Your task: Gather all lines from the material that contain the word "ดราชการ".
○ ○ ○ ○ ○
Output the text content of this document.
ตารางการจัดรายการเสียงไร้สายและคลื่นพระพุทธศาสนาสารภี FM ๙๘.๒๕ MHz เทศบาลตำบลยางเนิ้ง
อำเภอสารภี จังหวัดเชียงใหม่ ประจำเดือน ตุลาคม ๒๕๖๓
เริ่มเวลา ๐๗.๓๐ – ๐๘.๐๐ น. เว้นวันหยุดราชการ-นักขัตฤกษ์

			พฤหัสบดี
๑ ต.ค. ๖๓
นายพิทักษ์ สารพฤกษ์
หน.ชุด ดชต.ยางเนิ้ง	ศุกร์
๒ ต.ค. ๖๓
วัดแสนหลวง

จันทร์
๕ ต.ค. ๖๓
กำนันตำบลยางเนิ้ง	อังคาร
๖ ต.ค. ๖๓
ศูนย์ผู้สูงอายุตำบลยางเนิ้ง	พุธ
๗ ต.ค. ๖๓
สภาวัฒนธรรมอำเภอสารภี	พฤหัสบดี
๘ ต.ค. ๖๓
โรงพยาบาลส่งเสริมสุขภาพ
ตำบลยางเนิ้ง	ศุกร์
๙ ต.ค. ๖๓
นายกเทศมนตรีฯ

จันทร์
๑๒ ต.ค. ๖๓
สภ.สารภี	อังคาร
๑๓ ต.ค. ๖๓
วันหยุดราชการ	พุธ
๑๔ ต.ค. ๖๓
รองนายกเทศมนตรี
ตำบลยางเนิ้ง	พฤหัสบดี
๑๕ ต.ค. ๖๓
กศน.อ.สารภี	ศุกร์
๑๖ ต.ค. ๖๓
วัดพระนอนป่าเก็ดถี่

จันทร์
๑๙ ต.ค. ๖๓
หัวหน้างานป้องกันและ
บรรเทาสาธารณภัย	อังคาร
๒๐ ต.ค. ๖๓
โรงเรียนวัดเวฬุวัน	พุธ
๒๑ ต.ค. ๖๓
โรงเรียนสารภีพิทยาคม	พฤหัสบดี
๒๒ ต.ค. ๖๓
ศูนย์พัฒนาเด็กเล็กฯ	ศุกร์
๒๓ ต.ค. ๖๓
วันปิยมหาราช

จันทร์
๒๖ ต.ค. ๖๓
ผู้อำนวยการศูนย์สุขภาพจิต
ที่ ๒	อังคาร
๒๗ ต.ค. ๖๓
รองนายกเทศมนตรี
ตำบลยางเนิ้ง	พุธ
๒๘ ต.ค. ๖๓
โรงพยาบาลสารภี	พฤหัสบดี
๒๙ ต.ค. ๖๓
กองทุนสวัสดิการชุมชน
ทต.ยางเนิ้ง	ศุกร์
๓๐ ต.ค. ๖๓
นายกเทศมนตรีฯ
○ ○ ○ ○ ○
Exercise solution:
เริ่มเวลา ๐๗.๓๐ – ๐๘.๐๐ น. เว้นวันหยุดราชการ-นักขัตฤกษ์
วันหยุดราชการ	พุธ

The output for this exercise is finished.